Exercise aim: Copy every line from the data below in which the string "text" can be found.

------

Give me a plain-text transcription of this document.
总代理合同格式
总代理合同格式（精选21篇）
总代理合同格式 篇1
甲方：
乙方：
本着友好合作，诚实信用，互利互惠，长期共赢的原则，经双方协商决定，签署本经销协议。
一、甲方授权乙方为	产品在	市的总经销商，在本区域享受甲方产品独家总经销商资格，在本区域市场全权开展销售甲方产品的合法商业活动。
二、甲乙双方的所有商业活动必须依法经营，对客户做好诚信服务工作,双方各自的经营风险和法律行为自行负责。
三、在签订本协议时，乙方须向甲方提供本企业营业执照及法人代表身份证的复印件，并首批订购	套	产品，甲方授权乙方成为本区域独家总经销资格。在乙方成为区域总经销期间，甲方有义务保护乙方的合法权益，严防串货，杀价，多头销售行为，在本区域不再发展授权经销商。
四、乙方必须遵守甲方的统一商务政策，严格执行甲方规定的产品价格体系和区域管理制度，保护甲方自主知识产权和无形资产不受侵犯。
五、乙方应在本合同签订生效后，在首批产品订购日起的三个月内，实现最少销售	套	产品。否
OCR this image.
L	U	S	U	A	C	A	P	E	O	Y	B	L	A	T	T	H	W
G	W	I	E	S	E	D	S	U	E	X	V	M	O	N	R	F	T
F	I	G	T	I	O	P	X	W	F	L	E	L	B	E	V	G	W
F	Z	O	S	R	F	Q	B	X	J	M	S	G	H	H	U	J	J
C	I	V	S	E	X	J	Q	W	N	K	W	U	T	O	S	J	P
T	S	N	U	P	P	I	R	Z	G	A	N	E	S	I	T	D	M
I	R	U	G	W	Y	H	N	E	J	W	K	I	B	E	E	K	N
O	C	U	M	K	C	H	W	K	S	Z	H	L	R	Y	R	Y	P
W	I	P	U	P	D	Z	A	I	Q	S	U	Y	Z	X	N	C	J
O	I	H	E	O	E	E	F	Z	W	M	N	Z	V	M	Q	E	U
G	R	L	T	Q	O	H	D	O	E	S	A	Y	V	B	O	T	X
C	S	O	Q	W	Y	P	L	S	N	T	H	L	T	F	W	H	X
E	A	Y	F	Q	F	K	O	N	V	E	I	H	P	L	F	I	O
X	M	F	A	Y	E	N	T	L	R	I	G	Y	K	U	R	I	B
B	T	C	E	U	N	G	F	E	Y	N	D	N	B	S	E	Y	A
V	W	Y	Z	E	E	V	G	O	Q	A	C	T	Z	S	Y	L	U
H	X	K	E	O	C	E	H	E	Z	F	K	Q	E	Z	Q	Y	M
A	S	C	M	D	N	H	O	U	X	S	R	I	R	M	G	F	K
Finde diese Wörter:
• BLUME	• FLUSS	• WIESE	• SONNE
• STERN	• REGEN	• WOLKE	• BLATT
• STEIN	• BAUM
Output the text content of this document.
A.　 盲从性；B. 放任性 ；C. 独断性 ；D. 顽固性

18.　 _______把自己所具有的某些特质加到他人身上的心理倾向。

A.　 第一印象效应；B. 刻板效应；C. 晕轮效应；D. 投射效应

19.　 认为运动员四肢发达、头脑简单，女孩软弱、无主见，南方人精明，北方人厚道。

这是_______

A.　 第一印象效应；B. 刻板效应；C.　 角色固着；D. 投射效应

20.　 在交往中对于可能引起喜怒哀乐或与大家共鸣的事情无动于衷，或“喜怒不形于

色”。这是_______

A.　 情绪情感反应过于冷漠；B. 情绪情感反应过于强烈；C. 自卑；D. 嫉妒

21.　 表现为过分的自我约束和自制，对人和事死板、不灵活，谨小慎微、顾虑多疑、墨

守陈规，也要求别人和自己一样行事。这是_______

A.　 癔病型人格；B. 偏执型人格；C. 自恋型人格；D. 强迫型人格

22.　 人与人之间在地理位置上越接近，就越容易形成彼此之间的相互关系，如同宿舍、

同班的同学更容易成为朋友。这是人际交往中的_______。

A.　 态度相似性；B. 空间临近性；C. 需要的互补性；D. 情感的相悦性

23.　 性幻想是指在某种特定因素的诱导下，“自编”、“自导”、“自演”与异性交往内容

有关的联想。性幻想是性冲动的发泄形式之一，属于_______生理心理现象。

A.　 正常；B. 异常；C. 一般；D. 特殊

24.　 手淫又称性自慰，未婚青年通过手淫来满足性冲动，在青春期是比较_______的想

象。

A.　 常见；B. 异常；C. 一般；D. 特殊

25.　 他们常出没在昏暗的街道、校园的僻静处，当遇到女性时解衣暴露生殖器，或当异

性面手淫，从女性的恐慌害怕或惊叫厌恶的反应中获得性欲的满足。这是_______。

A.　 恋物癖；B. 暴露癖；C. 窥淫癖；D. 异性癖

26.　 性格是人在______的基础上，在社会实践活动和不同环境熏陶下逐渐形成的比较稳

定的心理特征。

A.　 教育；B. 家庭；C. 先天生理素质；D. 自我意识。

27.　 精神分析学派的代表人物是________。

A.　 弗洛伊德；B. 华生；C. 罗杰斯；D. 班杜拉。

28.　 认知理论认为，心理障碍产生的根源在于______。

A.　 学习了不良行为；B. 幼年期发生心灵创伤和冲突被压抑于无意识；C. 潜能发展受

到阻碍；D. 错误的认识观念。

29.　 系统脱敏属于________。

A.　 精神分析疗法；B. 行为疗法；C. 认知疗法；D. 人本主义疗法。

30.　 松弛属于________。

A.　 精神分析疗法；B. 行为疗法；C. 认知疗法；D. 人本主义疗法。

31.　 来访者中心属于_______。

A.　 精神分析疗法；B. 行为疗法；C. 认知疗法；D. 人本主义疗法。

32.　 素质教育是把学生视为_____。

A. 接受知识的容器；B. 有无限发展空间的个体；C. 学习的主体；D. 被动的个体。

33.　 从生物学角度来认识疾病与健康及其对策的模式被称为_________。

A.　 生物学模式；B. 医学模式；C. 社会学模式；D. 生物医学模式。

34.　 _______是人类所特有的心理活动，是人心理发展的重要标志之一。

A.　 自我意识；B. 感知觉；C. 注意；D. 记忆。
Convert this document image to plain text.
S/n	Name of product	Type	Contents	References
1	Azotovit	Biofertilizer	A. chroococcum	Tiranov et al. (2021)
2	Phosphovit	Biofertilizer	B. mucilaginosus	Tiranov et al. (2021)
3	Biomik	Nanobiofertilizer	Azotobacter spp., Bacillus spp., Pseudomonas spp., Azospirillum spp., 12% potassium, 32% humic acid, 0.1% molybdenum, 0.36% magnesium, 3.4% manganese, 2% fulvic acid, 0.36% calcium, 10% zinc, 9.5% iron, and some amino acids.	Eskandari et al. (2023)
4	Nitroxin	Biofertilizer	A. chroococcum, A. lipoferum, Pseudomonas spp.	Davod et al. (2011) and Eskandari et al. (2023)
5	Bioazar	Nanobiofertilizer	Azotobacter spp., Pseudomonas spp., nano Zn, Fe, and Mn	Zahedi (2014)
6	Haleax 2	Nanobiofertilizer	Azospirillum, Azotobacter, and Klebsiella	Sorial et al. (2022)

------

Result of this task:
Give me a plain-text transcription of this document.
Output the text content of this document.
Convert this document image to plain text.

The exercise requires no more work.